Given request ::
Every record should be written out exactly, please.

**** Rows ****

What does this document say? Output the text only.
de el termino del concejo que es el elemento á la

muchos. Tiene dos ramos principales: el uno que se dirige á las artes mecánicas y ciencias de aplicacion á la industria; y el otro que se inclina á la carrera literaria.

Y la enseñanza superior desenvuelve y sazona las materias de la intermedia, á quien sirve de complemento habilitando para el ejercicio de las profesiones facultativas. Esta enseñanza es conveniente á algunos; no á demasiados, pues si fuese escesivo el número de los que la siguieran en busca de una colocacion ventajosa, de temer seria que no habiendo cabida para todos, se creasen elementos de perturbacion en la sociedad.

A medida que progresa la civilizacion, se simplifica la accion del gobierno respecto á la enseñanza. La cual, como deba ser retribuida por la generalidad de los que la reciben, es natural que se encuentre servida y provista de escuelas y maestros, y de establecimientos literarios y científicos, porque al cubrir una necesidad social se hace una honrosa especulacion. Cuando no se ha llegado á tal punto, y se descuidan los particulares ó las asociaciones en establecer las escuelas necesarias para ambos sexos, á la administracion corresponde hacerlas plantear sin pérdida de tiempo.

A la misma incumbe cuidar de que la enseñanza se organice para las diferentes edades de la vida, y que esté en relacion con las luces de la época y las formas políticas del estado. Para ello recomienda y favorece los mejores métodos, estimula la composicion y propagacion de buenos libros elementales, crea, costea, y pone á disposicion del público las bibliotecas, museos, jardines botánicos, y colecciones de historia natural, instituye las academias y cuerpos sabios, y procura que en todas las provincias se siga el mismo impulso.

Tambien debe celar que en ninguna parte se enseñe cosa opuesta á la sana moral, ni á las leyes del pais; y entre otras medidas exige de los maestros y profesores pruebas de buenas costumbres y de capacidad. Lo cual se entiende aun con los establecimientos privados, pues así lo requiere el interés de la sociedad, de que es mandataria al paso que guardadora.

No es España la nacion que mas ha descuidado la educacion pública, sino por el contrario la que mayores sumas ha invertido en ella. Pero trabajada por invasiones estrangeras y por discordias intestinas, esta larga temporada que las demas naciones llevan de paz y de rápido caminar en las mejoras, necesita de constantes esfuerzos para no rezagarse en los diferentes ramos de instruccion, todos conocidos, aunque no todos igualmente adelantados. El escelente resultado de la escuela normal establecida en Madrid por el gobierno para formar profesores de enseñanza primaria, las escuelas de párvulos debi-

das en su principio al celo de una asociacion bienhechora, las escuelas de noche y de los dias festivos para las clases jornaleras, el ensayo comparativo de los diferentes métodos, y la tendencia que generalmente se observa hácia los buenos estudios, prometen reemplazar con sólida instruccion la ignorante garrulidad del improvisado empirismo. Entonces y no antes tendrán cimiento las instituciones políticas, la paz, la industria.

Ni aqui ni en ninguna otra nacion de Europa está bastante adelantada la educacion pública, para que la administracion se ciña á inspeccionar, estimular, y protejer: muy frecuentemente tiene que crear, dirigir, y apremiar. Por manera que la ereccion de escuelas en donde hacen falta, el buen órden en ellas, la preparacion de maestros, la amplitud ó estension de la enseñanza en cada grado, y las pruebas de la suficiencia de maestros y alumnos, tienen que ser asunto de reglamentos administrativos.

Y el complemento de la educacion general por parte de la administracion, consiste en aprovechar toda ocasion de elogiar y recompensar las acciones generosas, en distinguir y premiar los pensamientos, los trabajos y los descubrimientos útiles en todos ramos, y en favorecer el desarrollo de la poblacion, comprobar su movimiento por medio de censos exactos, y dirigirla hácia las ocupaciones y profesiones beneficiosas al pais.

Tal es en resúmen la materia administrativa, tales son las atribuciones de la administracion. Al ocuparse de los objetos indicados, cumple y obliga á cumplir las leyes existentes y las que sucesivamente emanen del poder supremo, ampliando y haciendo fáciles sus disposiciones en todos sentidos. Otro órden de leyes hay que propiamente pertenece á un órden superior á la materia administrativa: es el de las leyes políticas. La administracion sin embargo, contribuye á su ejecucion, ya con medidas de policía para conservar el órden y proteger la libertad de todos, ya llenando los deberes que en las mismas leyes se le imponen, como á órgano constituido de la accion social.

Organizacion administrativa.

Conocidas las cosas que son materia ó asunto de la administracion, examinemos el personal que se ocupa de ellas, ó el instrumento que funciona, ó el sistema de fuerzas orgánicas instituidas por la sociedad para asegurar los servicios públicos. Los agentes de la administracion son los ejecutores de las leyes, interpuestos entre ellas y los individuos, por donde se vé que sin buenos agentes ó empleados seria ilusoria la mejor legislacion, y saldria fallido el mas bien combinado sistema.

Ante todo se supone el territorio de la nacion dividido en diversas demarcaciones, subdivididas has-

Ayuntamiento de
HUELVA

****

The answer ::
What does this document say? Output the text only.
de el termino del concejo que es el elemento á la

muchos. Tiene dos ramos principales: el uno que se dirige á las artes mecánicas y ciencias de aplicacion á la industria; y el otro que se inclina á la carrera literaria.

Y la enseñanza superior desenvuelve y sazona las materias de la intermedia, á quien sirve de complemento habilitando para el ejercicio de las profesiones facultativas. Esta enseñanza es conveniente á algunos; no á demasiados, pues si fuese escesivo el número de los que la siguieran en busca de una colocacion ventajosa, de temer seria que no habiendo cabida para todos, se creasen elementos de perturbacion en la sociedad.

A medida que progresa la civilizacion, se simplifica la accion del gobierno respecto á la enseñanza. La cual, como deba ser retribuida por la generalidad de los que la reciben, es natural que se encuentre servida y provista de escuelas y maestros, y de establecimientos literarios y científicos, porque al cubrir una necesidad social se hace una honrosa especulacion. Cuando no se ha llegado á tal punto, y se descuidan los particulares ó las asociaciones en establecer las escuelas necesarias para ambos sexos, á la administracion corresponde hacerlas plantear sin pérdida de tiempo.

A la misma incumbe cuidar de que la enseñanza se organice para las diferentes edades de la vida, y que esté en relacion con las luces de la época y las formas políticas del estado. Para ello recomienda y favorece los mejores métodos, estimula la composicion y propagacion de buenos libros elementales, crea, costea, y pone á disposicion del público las bibliotecas, museos, jardines botánicos, y colecciones de historia natural, instituye las academias y cuerpos sabios, y procura que en todas las provincias se siga el mismo impulso.

Tambien debe celar que en ninguna parte se enseñe cosa opuesta á la sana moral, ni á las leyes del pais; y entre otras medidas exige de los maestros y profesores pruebas de buenas costumbres y de capacidad. Lo cual se entiende aun con los establecimientos privados, pues así lo requiere el interés de la sociedad, de que es mandataria al paso que guardadora.

No es España la nacion que mas ha descuidado la educacion pública, sino por el contrario la que mayores sumas ha invertido en ella. Pero trabajada por invasiones estrangeras y por discordias intestinas, esta larga temporada que las demas naciones llevan de paz y de rápido caminar en las mejoras, necesita de constantes esfuerzos para no rezagarse en los diferentes ramos de instruccion, todos conocidos, aunque no todos igualmente adelantados. El escelente resultado de la escuela normal establecida en Madrid por el gobierno para formar profesores de enseñanza primaria, las escuelas de párvulos debi-

das en su principio al celo de una asociacion bienhechora, las escuelas de noche y de los dias festivos para las clases jornaleras, el ensayo comparativo de los diferentes métodos, y la tendencia que generalmente se observa hácia los buenos estudios, prometen reemplazar con sólida instruccion la ignorante garrulidad del improvisado empirismo. Entonces y no antes tendrán cimiento las instituciones políticas, la paz, la industria.

Ni aqui ni en ninguna otra nacion de Europa está bastante adelantada la educacion pública, para que la administracion se ciña á inspeccionar, estimular, y protejer: muy frecuentemente tiene que crear, dirigir, y apremiar. Por manera que la ereccion de escuelas en donde hacen falta, el buen órden en ellas, la preparacion de maestros, la amplitud ó estension de la enseñanza en cada grado, y las pruebas de la suficiencia de maestros y alumnos, tienen que ser asunto de reglamentos administrativos.

Y el complemento de la educacion general por parte de la administracion, consiste en aprovechar toda ocasion de elogiar y recompensar las acciones generosas, en distinguir y premiar los pensamientos, los trabajos y los descubrimientos útiles en todos ramos, y en favorecer el desarrollo de la poblacion, comprobar su movimiento por medio de censos exactos, y dirigirla hácia las ocupaciones y profesiones beneficiosas al pais.

Tal es en resúmen la materia administrativa, tales son las atribuciones de la administracion. Al ocuparse de los objetos indicados, cumple y obliga á cumplir las leyes existentes y las que sucesivamente emanen del poder supremo, ampliando y haciendo fáciles sus disposiciones en todos sentidos. Otro órden de leyes hay que propiamente pertenece á un órden superior á la materia administrativa: es el de las leyes políticas. La administracion sin embargo, contribuye á su ejecucion, ya con medidas de policía para conservar el órden y proteger la libertad de todos, ya llenando los deberes que en las mismas leyes se le imponen, como á órgano constituido de la accion social.

Organizacion administrativa.

Conocidas las cosas que son materia ó asunto de la administracion, examinemos el personal que se ocupa de ellas, ó el instrumento que funciona, ó el sistema de fuerzas orgánicas instituidas por la sociedad para asegurar los servicios públicos. Los agentes de la administracion son los ejecutores de las leyes, interpuestos entre ellas y los individuos, por donde se vé que sin buenos agentes ó empleados seria ilusoria la mejor legislacion, y saldria fallido el mas bien combinado sistema.

Ante todo se supone el territorio de la nacion dividido en diversas demarcaciones, subdivididas has-

Ayuntamiento de
HUELVA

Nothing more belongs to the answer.